Find every line in the entries below that contains the word "Структура", paying attention to case, and copy each of those lines in full.

*** PROVIDED MATERIAL ***

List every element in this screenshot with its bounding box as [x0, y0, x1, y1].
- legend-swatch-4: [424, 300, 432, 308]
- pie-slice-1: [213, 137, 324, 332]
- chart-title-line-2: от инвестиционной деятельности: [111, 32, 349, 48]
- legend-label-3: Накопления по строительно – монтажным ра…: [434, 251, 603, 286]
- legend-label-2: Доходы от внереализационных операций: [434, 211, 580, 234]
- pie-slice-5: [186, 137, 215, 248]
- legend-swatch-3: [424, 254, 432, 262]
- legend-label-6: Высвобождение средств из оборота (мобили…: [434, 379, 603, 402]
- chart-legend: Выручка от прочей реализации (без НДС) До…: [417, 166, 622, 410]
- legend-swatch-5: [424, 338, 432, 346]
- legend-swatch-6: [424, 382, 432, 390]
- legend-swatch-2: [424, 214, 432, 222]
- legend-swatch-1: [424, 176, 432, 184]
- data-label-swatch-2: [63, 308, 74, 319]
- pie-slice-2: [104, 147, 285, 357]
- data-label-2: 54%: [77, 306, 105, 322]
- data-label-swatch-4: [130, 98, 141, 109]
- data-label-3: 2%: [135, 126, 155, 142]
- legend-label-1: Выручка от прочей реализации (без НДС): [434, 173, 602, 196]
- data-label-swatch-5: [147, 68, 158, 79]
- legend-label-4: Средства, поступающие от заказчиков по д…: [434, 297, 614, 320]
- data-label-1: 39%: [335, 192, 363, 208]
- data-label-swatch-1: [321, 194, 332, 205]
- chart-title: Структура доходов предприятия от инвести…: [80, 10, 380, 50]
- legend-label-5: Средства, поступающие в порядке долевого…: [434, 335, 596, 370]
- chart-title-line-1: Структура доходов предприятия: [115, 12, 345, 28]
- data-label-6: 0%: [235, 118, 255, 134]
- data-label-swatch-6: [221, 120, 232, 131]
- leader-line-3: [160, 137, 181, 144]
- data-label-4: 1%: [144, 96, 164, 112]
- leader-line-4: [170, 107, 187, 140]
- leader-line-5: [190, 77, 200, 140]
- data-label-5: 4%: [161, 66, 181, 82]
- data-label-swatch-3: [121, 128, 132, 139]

***

SOLVED PROBLEM:
- chart-title: Структура доходов предприятия от инвести…: [80, 10, 380, 50]
- chart-title-line-1: Структура доходов предприятия: [115, 12, 345, 28]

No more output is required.